begin

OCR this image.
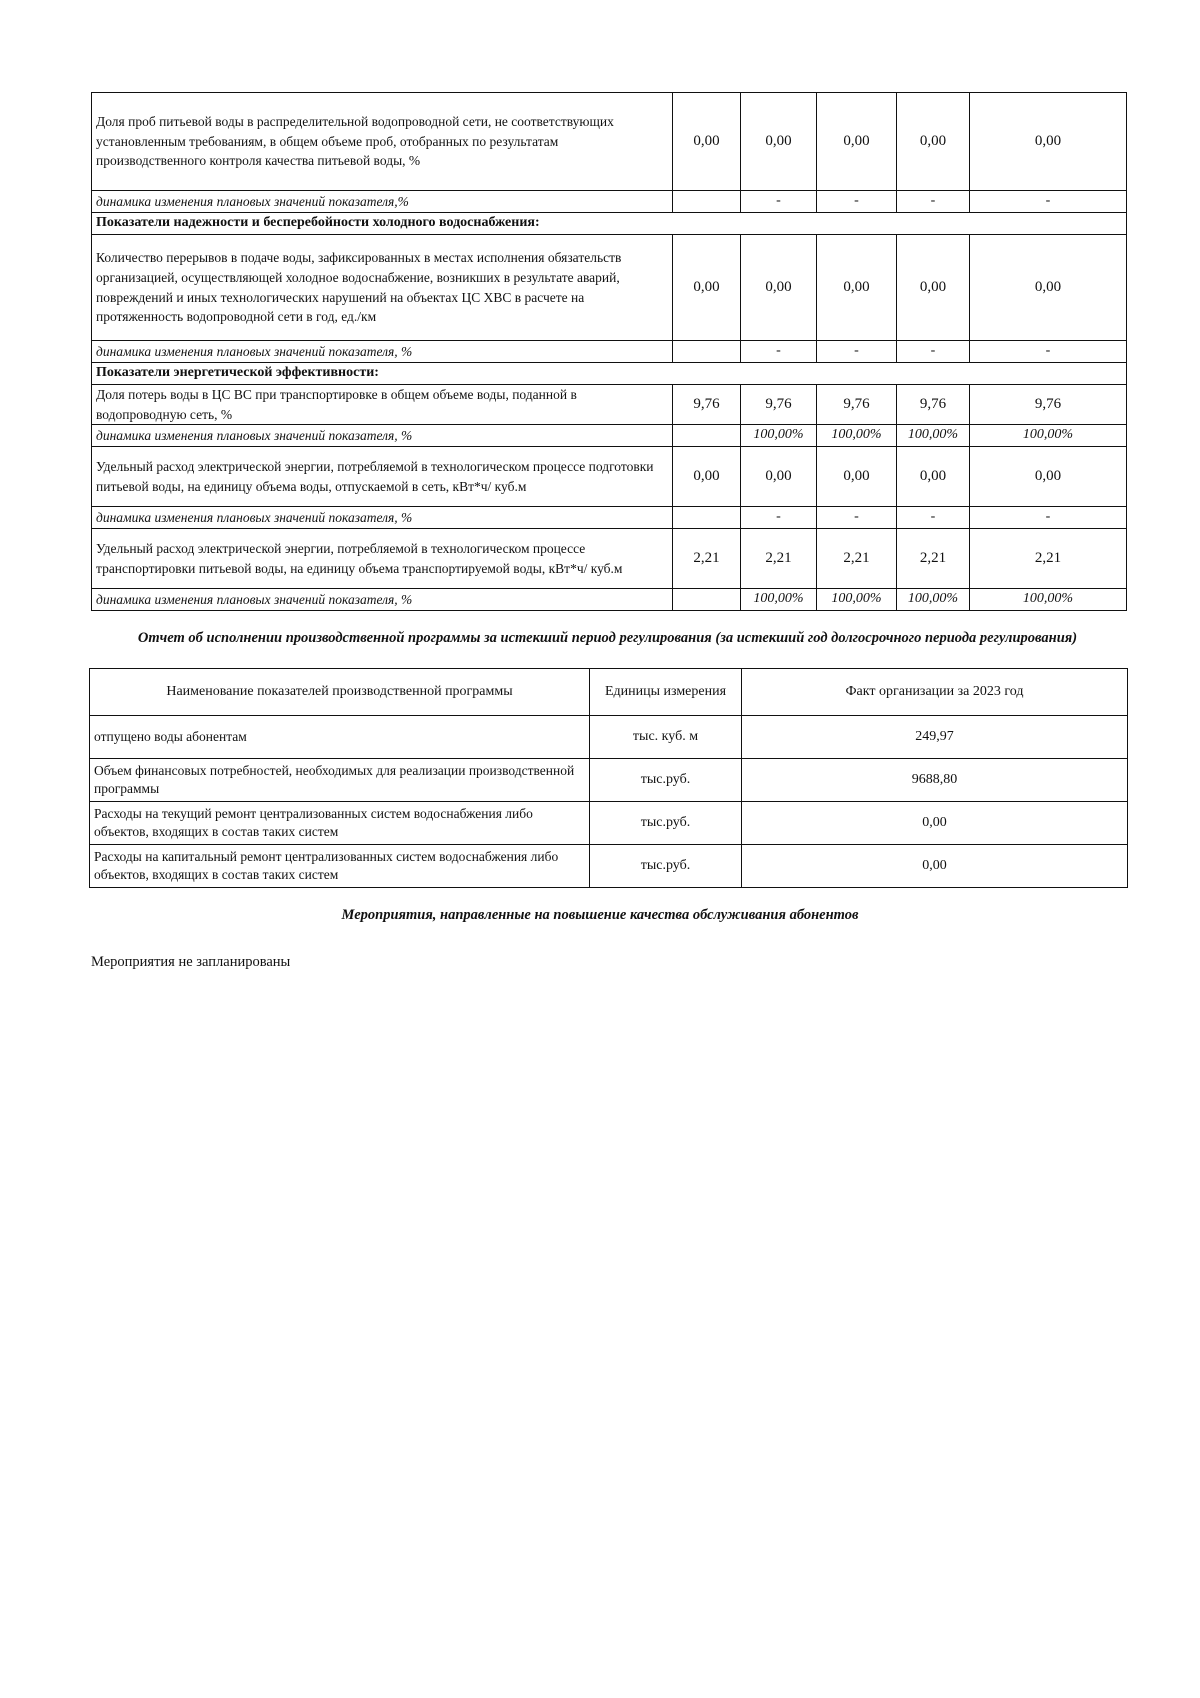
Доля проб питьевой воды в распределительной водопроводной сети, не соответствующих установленным требованиям, в общем объеме проб, отобранных по результатам производственного контроля качества питьевой воды, %	0,00	0,00	0,00	0,00	0,00
динамика изменения плановых значений показателя,%		-	-	-	-
Показатели надежности и бесперебойности холодного водоснабжения:					
Количество перерывов в подаче воды, зафиксированных в местах исполнения обязательств организацией, осуществляющей холодное водоснабжение, возникших в результате аварий, повреждений и иных технологических нарушений на объектах ЦС ХВС в расчете на протяженность водопроводной сети в год, ед./км	0,00	0,00	0,00	0,00	0,00
динамика изменения плановых значений показателя, %		-	-	-	-
Показатели энергетической эффективности:					
Доля потерь воды в ЦС ВС при транспортировке в общем объеме воды, поданной в водопроводную сеть, %	9,76	9,76	9,76	9,76	9,76
динамика изменения плановых значений показателя, %		100,00%	100,00%	100,00%	100,00%
Удельный расход электрической энергии, потребляемой в технологическом процессе подготовки питьевой воды, на единицу объема воды, отпускаемой в сеть, кВт*ч/ куб.м	0,00	0,00	0,00	0,00	0,00
динамика изменения плановых значений показателя, %		-	-	-	-
Удельный расход электрической энергии, потребляемой в технологическом процессе транспортировки питьевой воды, на единицу объема транспортируемой воды, кВт*ч/ куб.м	2,21	2,21	2,21	2,21	2,21
динамика изменения плановых значений показателя, %		100,00%	100,00%	100,00%	100,00%
Отчет об исполнении производственной программы за истекший период регулирования (за истекший год долгосрочного периода регулирования)
Наименование показателей производственной программы	Единицы измерения	Факт организации за 2023 год
отпущено воды абонентам	тыс. куб. м	249,97
Объем финансовых потребностей, необходимых для реализации производственной программы	тыс.руб.	9688,80
Расходы на текущий ремонт централизованных систем водоснабжения либо объектов, входящих в состав таких систем	тыс.руб.	0,00
Расходы на капитальный ремонт централизованных систем водоснабжения либо объектов, входящих в состав таких систем	тыс.руб.	0,00
Мероприятия, направленные на повышение качества обслуживания абонентов
Мероприятия не запланированы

end

=== Job ===
Transcribe the records above verbatim. Do not carry over any picture.

=== Completed exercise ===
OCR this image.
Доля проб питьевой воды в распределительной водопроводной сети, не соответствующих установленным требованиям, в общем объеме проб, отобранных по результатам производственного контроля качества питьевой воды, %	0,00	0,00	0,00	0,00	0,00
динамика изменения плановых значений показателя,%		-	-	-	-
Показатели надежности и бесперебойности холодного водоснабжения:					
Количество перерывов в подаче воды, зафиксированных в местах исполнения обязательств организацией, осуществляющей холодное водоснабжение, возникших в результате аварий, повреждений и иных технологических нарушений на объектах ЦС ХВС в расчете на протяженность водопроводной сети в год, ед./км	0,00	0,00	0,00	0,00	0,00
динамика изменения плановых значений показателя, %		-	-	-	-
Показатели энергетической эффективности:					
Доля потерь воды в ЦС ВС при транспортировке в общем объеме воды, поданной в водопроводную сеть, %	9,76	9,76	9,76	9,76	9,76
динамика изменения плановых значений показателя, %		100,00%	100,00%	100,00%	100,00%
Удельный расход электрической энергии, потребляемой в технологическом процессе подготовки питьевой воды, на единицу объема воды, отпускаемой в сеть, кВт*ч/ куб.м	0,00	0,00	0,00	0,00	0,00
динамика изменения плановых значений показателя, %		-	-	-	-
Удельный расход электрической энергии, потребляемой в технологическом процессе транспортировки питьевой воды, на единицу объема транспортируемой воды, кВт*ч/ куб.м	2,21	2,21	2,21	2,21	2,21
динамика изменения плановых значений показателя, %		100,00%	100,00%	100,00%	100,00%
Отчет об исполнении производственной программы за истекший период регулирования (за истекший год долгосрочного периода регулирования)
Наименование показателей производственной программы	Единицы измерения	Факт организации за 2023 год
отпущено воды абонентам	тыс. куб. м	249,97
Объем финансовых потребностей, необходимых для реализации производственной программы	тыс.руб.	9688,80
Расходы на текущий ремонт централизованных систем водоснабжения либо объектов, входящих в состав таких систем	тыс.руб.	0,00
Расходы на капитальный ремонт централизованных систем водоснабжения либо объектов, входящих в состав таких систем	тыс.руб.	0,00
Мероприятия, направленные на повышение качества обслуживания абонентов
Мероприятия не запланированы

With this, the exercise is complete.